Start of Data entries
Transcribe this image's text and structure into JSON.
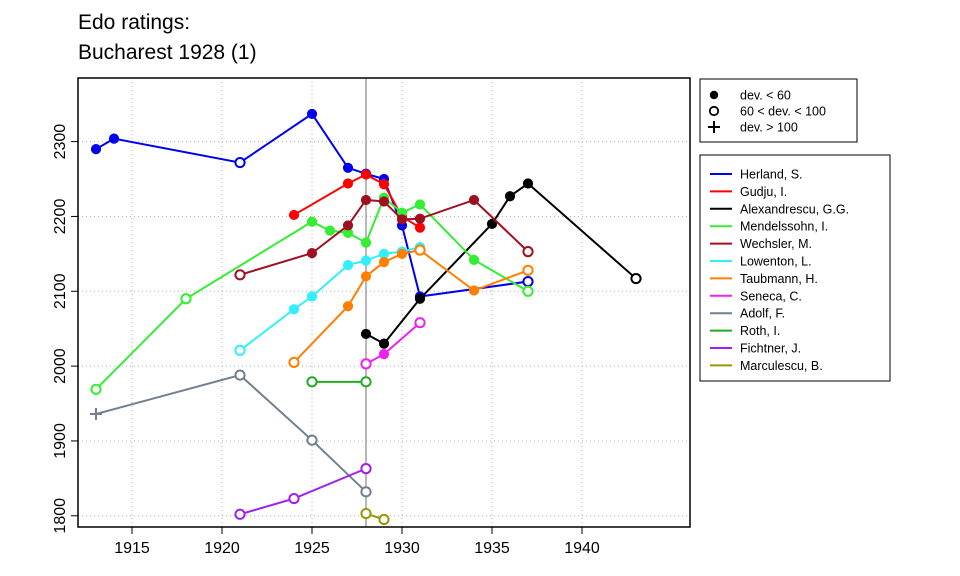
{
  "title_lines": [
    "Edo ratings:",
    "Bucharest 1928 (1)"
  ],
  "chart_data": {
    "type": "line",
    "xlim": [
      1912,
      1946
    ],
    "ylim": [
      1785,
      2385
    ],
    "x_ticks": [
      1915,
      1920,
      1925,
      1930,
      1935,
      1940
    ],
    "y_ticks": [
      1800,
      1900,
      2000,
      2100,
      2200,
      2300
    ],
    "grid": true,
    "reference_line_x": 1928,
    "symbol_legend": [
      {
        "label": "dev. < 60",
        "symbol": "filled-circle"
      },
      {
        "label": "60 < dev. < 100",
        "symbol": "open-circle"
      },
      {
        "label": "dev. > 100",
        "symbol": "plus"
      }
    ],
    "series": [
      {
        "name": "Herland, S.",
        "color": "#0000EE",
        "points": [
          [
            1913,
            2290,
            "f"
          ],
          [
            1914,
            2304,
            "f"
          ],
          [
            1921,
            2272,
            "o"
          ],
          [
            1925,
            2337,
            "f"
          ],
          [
            1927,
            2265,
            "f"
          ],
          [
            1928,
            2257,
            "f"
          ],
          [
            1929,
            2250,
            "f"
          ],
          [
            1930,
            2188,
            "f"
          ],
          [
            1931,
            2093,
            "f"
          ],
          [
            1937,
            2113,
            "o"
          ]
        ]
      },
      {
        "name": "Gudju, I.",
        "color": "#FF0000",
        "points": [
          [
            1924,
            2202,
            "f"
          ],
          [
            1927,
            2244,
            "f"
          ],
          [
            1928,
            2256,
            "f"
          ],
          [
            1929,
            2243,
            "f"
          ],
          [
            1930,
            2200,
            "f"
          ],
          [
            1931,
            2185,
            "f"
          ]
        ]
      },
      {
        "name": "Alexandrescu, G.G.",
        "color": "#000000",
        "points": [
          [
            1928,
            2043,
            "f"
          ],
          [
            1929,
            2030,
            "f"
          ],
          [
            1931,
            2090,
            "f"
          ],
          [
            1935,
            2190,
            "f"
          ],
          [
            1936,
            2227,
            "f"
          ],
          [
            1937,
            2244,
            "f"
          ],
          [
            1943,
            2117,
            "o"
          ]
        ]
      },
      {
        "name": "Mendelssohn, I.",
        "color": "#33EE33",
        "points": [
          [
            1913,
            1969,
            "o"
          ],
          [
            1918,
            2090,
            "o"
          ],
          [
            1925,
            2193,
            "f"
          ],
          [
            1926,
            2181,
            "f"
          ],
          [
            1927,
            2178,
            "f"
          ],
          [
            1928,
            2165,
            "f"
          ],
          [
            1929,
            2225,
            "f"
          ],
          [
            1930,
            2205,
            "f"
          ],
          [
            1931,
            2216,
            "f"
          ],
          [
            1934,
            2142,
            "f"
          ],
          [
            1937,
            2100,
            "o"
          ]
        ]
      },
      {
        "name": "Wechsler, M.",
        "color": "#A01020",
        "points": [
          [
            1921,
            2122,
            "o"
          ],
          [
            1925,
            2151,
            "f"
          ],
          [
            1927,
            2188,
            "f"
          ],
          [
            1928,
            2222,
            "f"
          ],
          [
            1929,
            2220,
            "f"
          ],
          [
            1930,
            2196,
            "f"
          ],
          [
            1931,
            2197,
            "f"
          ],
          [
            1934,
            2222,
            "f"
          ],
          [
            1937,
            2153,
            "o"
          ]
        ]
      },
      {
        "name": "Lowenton, L.",
        "color": "#33EEFF",
        "points": [
          [
            1921,
            2021,
            "o"
          ],
          [
            1924,
            2076,
            "f"
          ],
          [
            1925,
            2093,
            "f"
          ],
          [
            1927,
            2135,
            "f"
          ],
          [
            1928,
            2141,
            "f"
          ],
          [
            1929,
            2150,
            "f"
          ],
          [
            1930,
            2153,
            "f"
          ],
          [
            1931,
            2159,
            "f"
          ]
        ]
      },
      {
        "name": "Taubmann, H.",
        "color": "#FF7F00",
        "points": [
          [
            1924,
            2005,
            "o"
          ],
          [
            1927,
            2080,
            "f"
          ],
          [
            1928,
            2120,
            "f"
          ],
          [
            1929,
            2139,
            "f"
          ],
          [
            1930,
            2150,
            "f"
          ],
          [
            1931,
            2155,
            "o"
          ],
          [
            1934,
            2101,
            "f"
          ],
          [
            1937,
            2128,
            "o"
          ]
        ]
      },
      {
        "name": "Seneca, C.",
        "color": "#EE22EE",
        "points": [
          [
            1928,
            2003,
            "o"
          ],
          [
            1929,
            2016,
            "f"
          ],
          [
            1931,
            2058,
            "o"
          ]
        ]
      },
      {
        "name": "Adolf, F.",
        "color": "#708090",
        "points": [
          [
            1913,
            1936,
            "p"
          ],
          [
            1921,
            1988,
            "o"
          ],
          [
            1925,
            1901,
            "o"
          ],
          [
            1928,
            1832,
            "o"
          ]
        ]
      },
      {
        "name": "Roth, I.",
        "color": "#22AA22",
        "points": [
          [
            1925,
            1979,
            "o"
          ],
          [
            1928,
            1979,
            "o"
          ]
        ]
      },
      {
        "name": "Fichtner, J.",
        "color": "#A020F0",
        "points": [
          [
            1921,
            1802,
            "o"
          ],
          [
            1924,
            1823,
            "o"
          ],
          [
            1928,
            1863,
            "o"
          ]
        ]
      },
      {
        "name": "Marculescu, B.",
        "color": "#999900",
        "points": [
          [
            1928,
            1803,
            "o"
          ],
          [
            1929,
            1795,
            "o"
          ]
        ]
      }
    ]
  }
}
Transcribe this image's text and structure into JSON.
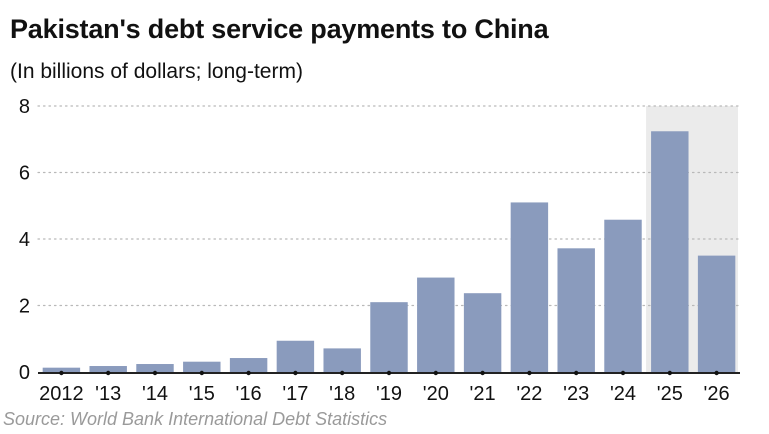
{
  "title": "Pakistan's debt service payments to China",
  "subtitle": "(In billions of dollars; long-term)",
  "source": "Source: World Bank International Debt Statistics",
  "colors": {
    "bar": "#8a9bbd",
    "projection_shade": "#ebebeb",
    "gridline": "#b9b9b9",
    "axis": "#222222",
    "source_text": "#9a9a9a"
  },
  "chart_data": {
    "type": "bar",
    "categories": [
      "2012",
      "'13",
      "'14",
      "'15",
      "'16",
      "'17",
      "'18",
      "'19",
      "'20",
      "'21",
      "'22",
      "'23",
      "'24",
      "'25",
      "'26"
    ],
    "values": [
      0.13,
      0.18,
      0.24,
      0.31,
      0.42,
      0.94,
      0.71,
      2.1,
      2.84,
      2.37,
      5.1,
      3.72,
      4.58,
      7.24,
      3.5
    ],
    "y_ticks": [
      "0",
      "2",
      "4",
      "6",
      "8"
    ],
    "ylim": [
      0,
      8
    ],
    "grid": "horizontal dotted",
    "highlighted_categories": [
      "'25",
      "'26"
    ],
    "title": "Pakistan's debt service payments to China",
    "subtitle": "(In billions of dollars; long-term)",
    "xlabel": "",
    "ylabel": ""
  }
}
End of Data entries
Quote every record above exactly, leaving out any pictures.

» **Solution to this exercise**
Transcribe this image's text and structure into JSON.
{
  "title_lines": [
    "Edo ratings:",
    "Bucharest 1928 (1)"
  ],
  "chart_data": {
    "type": "line",
    "xlim": [
      1912,
      1946
    ],
    "ylim": [
      1785,
      2385
    ],
    "x_ticks": [
      1915,
      1920,
      1925,
      1930,
      1935,
      1940
    ],
    "y_ticks": [
      1800,
      1900,
      2000,
      2100,
      2200,
      2300
    ],
    "grid": true,
    "reference_line_x": 1928,
    "symbol_legend": [
      {
        "label": "dev. < 60",
        "symbol": "filled-circle"
      },
      {
        "label": "60 < dev. < 100",
        "symbol": "open-circle"
      },
      {
        "label": "dev. > 100",
        "symbol": "plus"
      }
    ],
    "series": [
      {
        "name": "Herland, S.",
        "color": "#0000EE",
        "points": [
          [
            1913,
            2290,
            "f"
          ],
          [
            1914,
            2304,
            "f"
          ],
          [
            1921,
            2272,
            "o"
          ],
          [
            1925,
            2337,
            "f"
          ],
          [
            1927,
            2265,
            "f"
          ],
          [
            1928,
            2257,
            "f"
          ],
          [
            1929,
            2250,
            "f"
          ],
          [
            1930,
            2188,
            "f"
          ],
          [
            1931,
            2093,
            "f"
          ],
          [
            1937,
            2113,
            "o"
          ]
        ]
      },
      {
        "name": "Gudju, I.",
        "color": "#FF0000",
        "points": [
          [
            1924,
            2202,
            "f"
          ],
          [
            1927,
            2244,
            "f"
          ],
          [
            1928,
            2256,
            "f"
          ],
          [
            1929,
            2243,
            "f"
          ],
          [
            1930,
            2200,
            "f"
          ],
          [
            1931,
            2185,
            "f"
          ]
        ]
      },
      {
        "name": "Alexandrescu, G.G.",
        "color": "#000000",
        "points": [
          [
            1928,
            2043,
            "f"
          ],
          [
            1929,
            2030,
            "f"
          ],
          [
            1931,
            2090,
            "f"
          ],
          [
            1935,
            2190,
            "f"
          ],
          [
            1936,
            2227,
            "f"
          ],
          [
            1937,
            2244,
            "f"
          ],
          [
            1943,
            2117,
            "o"
          ]
        ]
      },
      {
        "name": "Mendelssohn, I.",
        "color": "#33EE33",
        "points": [
          [
            1913,
            1969,
            "o"
          ],
          [
            1918,
            2090,
            "o"
          ],
          [
            1925,
            2193,
            "f"
          ],
          [
            1926,
            2181,
            "f"
          ],
          [
            1927,
            2178,
            "f"
          ],
          [
            1928,
            2165,
            "f"
          ],
          [
            1929,
            2225,
            "f"
          ],
          [
            1930,
            2205,
            "f"
          ],
          [
            1931,
            2216,
            "f"
          ],
          [
            1934,
            2142,
            "f"
          ],
          [
            1937,
            2100,
            "o"
          ]
        ]
      },
      {
        "name": "Wechsler, M.",
        "color": "#A01020",
        "points": [
          [
            1921,
            2122,
            "o"
          ],
          [
            1925,
            2151,
            "f"
          ],
          [
            1927,
            2188,
            "f"
          ],
          [
            1928,
            2222,
            "f"
          ],
          [
            1929,
            2220,
            "f"
          ],
          [
            1930,
            2196,
            "f"
          ],
          [
            1931,
            2197,
            "f"
          ],
          [
            1934,
            2222,
            "f"
          ],
          [
            1937,
            2153,
            "o"
          ]
        ]
      },
      {
        "name": "Lowenton, L.",
        "color": "#33EEFF",
        "points": [
          [
            1921,
            2021,
            "o"
          ],
          [
            1924,
            2076,
            "f"
          ],
          [
            1925,
            2093,
            "f"
          ],
          [
            1927,
            2135,
            "f"
          ],
          [
            1928,
            2141,
            "f"
          ],
          [
            1929,
            2150,
            "f"
          ],
          [
            1930,
            2153,
            "f"
          ],
          [
            1931,
            2159,
            "f"
          ]
        ]
      },
      {
        "name": "Taubmann, H.",
        "color": "#FF7F00",
        "points": [
          [
            1924,
            2005,
            "o"
          ],
          [
            1927,
            2080,
            "f"
          ],
          [
            1928,
            2120,
            "f"
          ],
          [
            1929,
            2139,
            "f"
          ],
          [
            1930,
            2150,
            "f"
          ],
          [
            1931,
            2155,
            "o"
          ],
          [
            1934,
            2101,
            "f"
          ],
          [
            1937,
            2128,
            "o"
          ]
        ]
      },
      {
        "name": "Seneca, C.",
        "color": "#EE22EE",
        "points": [
          [
            1928,
            2003,
            "o"
          ],
          [
            1929,
            2016,
            "f"
          ],
          [
            1931,
            2058,
            "o"
          ]
        ]
      },
      {
        "name": "Adolf, F.",
        "color": "#708090",
        "points": [
          [
            1913,
            1936,
            "p"
          ],
          [
            1921,
            1988,
            "o"
          ],
          [
            1925,
            1901,
            "o"
          ],
          [
            1928,
            1832,
            "o"
          ]
        ]
      },
      {
        "name": "Roth, I.",
        "color": "#22AA22",
        "points": [
          [
            1925,
            1979,
            "o"
          ],
          [
            1928,
            1979,
            "o"
          ]
        ]
      },
      {
        "name": "Fichtner, J.",
        "color": "#A020F0",
        "points": [
          [
            1921,
            1802,
            "o"
          ],
          [
            1924,
            1823,
            "o"
          ],
          [
            1928,
            1863,
            "o"
          ]
        ]
      },
      {
        "name": "Marculescu, B.",
        "color": "#999900",
        "points": [
          [
            1928,
            1803,
            "o"
          ],
          [
            1929,
            1795,
            "o"
          ]
        ]
      }
    ]
  }
}
Transcribe this image's text and structure into JSON.
{
  "title": "Pakistan's debt service payments to China",
  "subtitle": "(In billions of dollars; long-term)",
  "source": "Source: World Bank International Debt Statistics",
  "colors": {
    "bar": "#8a9bbd",
    "projection_shade": "#ebebeb",
    "gridline": "#b9b9b9",
    "axis": "#222222",
    "source_text": "#9a9a9a"
  },
  "chart_data": {
    "type": "bar",
    "categories": [
      "2012",
      "'13",
      "'14",
      "'15",
      "'16",
      "'17",
      "'18",
      "'19",
      "'20",
      "'21",
      "'22",
      "'23",
      "'24",
      "'25",
      "'26"
    ],
    "values": [
      0.13,
      0.18,
      0.24,
      0.31,
      0.42,
      0.94,
      0.71,
      2.1,
      2.84,
      2.37,
      5.1,
      3.72,
      4.58,
      7.24,
      3.5
    ],
    "y_ticks": [
      "0",
      "2",
      "4",
      "6",
      "8"
    ],
    "ylim": [
      0,
      8
    ],
    "grid": "horizontal dotted",
    "highlighted_categories": [
      "'25",
      "'26"
    ],
    "title": "Pakistan's debt service payments to China",
    "subtitle": "(In billions of dollars; long-term)",
    "xlabel": "",
    "ylabel": ""
  }
}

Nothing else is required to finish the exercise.